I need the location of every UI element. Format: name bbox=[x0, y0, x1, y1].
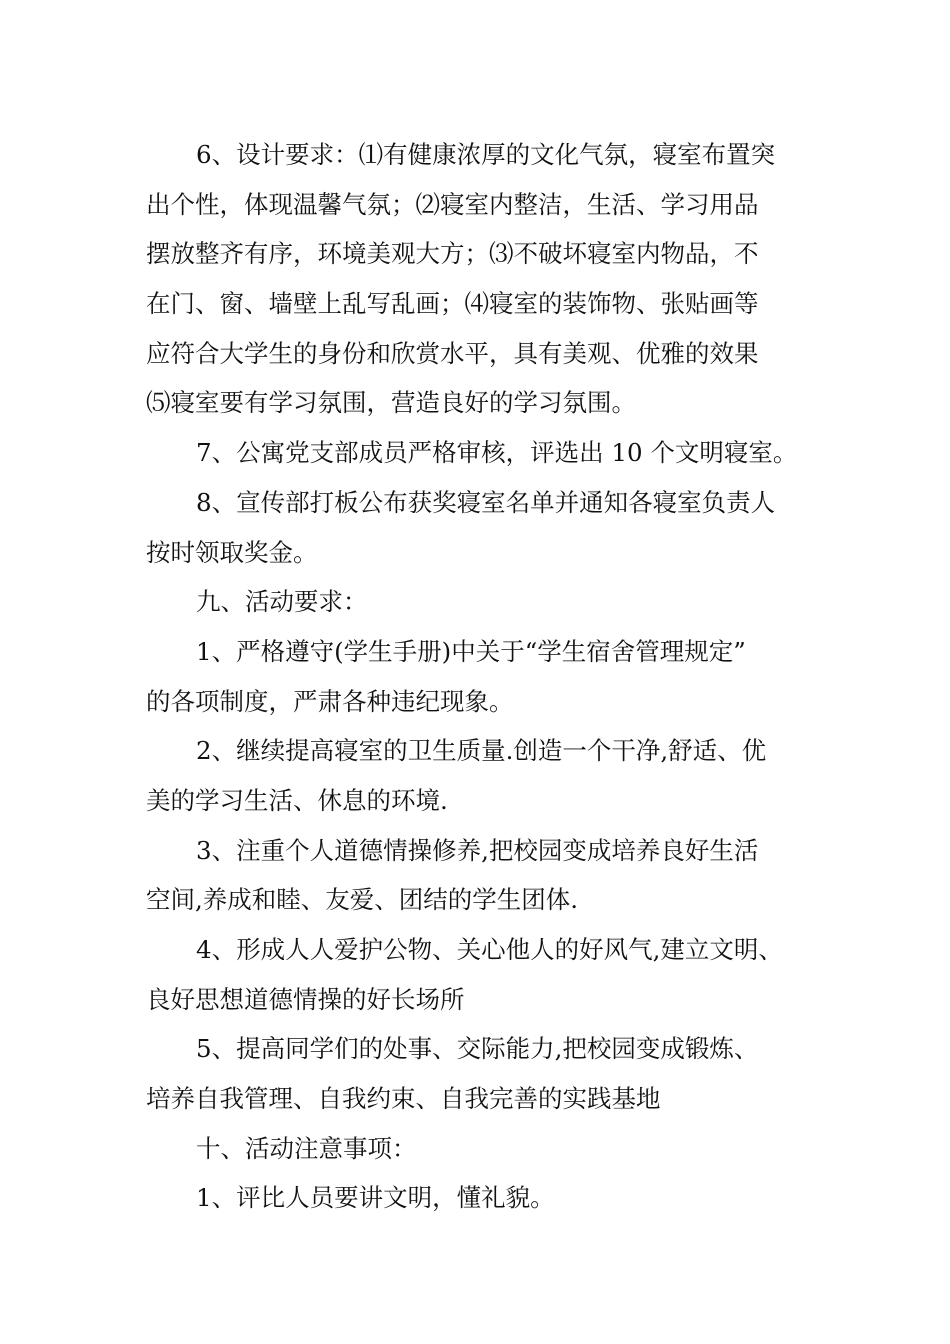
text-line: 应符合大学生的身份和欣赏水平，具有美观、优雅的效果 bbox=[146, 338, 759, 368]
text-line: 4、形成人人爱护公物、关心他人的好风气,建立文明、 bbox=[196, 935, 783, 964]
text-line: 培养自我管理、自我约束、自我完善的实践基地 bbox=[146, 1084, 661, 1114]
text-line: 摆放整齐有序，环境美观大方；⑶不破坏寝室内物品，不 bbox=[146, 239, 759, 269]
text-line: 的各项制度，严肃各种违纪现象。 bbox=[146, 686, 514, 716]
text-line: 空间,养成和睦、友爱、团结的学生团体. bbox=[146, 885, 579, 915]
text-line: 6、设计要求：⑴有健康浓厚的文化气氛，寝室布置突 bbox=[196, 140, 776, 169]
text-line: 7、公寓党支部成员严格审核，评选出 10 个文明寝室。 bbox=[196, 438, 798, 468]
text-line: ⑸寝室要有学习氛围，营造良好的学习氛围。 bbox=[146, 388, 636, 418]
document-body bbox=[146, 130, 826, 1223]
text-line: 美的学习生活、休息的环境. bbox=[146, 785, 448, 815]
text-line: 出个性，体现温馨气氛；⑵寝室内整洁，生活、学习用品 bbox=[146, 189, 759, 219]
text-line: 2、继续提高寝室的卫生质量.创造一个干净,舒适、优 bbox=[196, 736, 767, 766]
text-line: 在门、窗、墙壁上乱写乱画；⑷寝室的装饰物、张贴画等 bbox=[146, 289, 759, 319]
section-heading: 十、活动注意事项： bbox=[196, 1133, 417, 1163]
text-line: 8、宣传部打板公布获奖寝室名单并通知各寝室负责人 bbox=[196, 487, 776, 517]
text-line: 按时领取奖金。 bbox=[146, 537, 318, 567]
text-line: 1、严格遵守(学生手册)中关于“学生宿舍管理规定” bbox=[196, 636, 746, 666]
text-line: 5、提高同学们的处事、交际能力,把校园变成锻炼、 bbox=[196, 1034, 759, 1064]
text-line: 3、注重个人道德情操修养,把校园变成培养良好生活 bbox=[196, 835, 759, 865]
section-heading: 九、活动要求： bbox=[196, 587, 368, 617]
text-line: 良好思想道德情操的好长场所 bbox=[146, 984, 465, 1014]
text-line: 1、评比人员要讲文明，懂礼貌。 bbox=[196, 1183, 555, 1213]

---+---

*EXERCISE PROMPT*.
Retype the lines from the one containing "text-line: 应符合大学生的身份和欣赏水平，具有美观、优雅的效果 bbox=[146, 338, 759, 368]" through the one containing "text-line: 2、继续提高寝室的卫生质量.创造一个干净,舒适、优 bbox=[196, 736, 767, 766]", both included, keeping each exactly as it appears.

*SOLUTION FOR THIS TASK*.
text-line: 应符合大学生的身份和欣赏水平，具有美观、优雅的效果 bbox=[146, 338, 759, 368]
text-line: 4、形成人人爱护公物、关心他人的好风气,建立文明、 bbox=[196, 935, 783, 964]
text-line: 培养自我管理、自我约束、自我完善的实践基地 bbox=[146, 1084, 661, 1114]
text-line: 摆放整齐有序，环境美观大方；⑶不破坏寝室内物品，不 bbox=[146, 239, 759, 269]
text-line: 的各项制度，严肃各种违纪现象。 bbox=[146, 686, 514, 716]
text-line: 空间,养成和睦、友爱、团结的学生团体. bbox=[146, 885, 579, 915]
text-line: 6、设计要求：⑴有健康浓厚的文化气氛，寝室布置突 bbox=[196, 140, 776, 169]
text-line: 7、公寓党支部成员严格审核，评选出 10 个文明寝室。 bbox=[196, 438, 798, 468]
text-line: ⑸寝室要有学习氛围，营造良好的学习氛围。 bbox=[146, 388, 636, 418]
document-body bbox=[146, 130, 826, 1223]
text-line: 美的学习生活、休息的环境. bbox=[146, 785, 448, 815]
text-line: 出个性，体现温馨气氛；⑵寝室内整洁，生活、学习用品 bbox=[146, 189, 759, 219]
text-line: 2、继续提高寝室的卫生质量.创造一个干净,舒适、优 bbox=[196, 736, 767, 766]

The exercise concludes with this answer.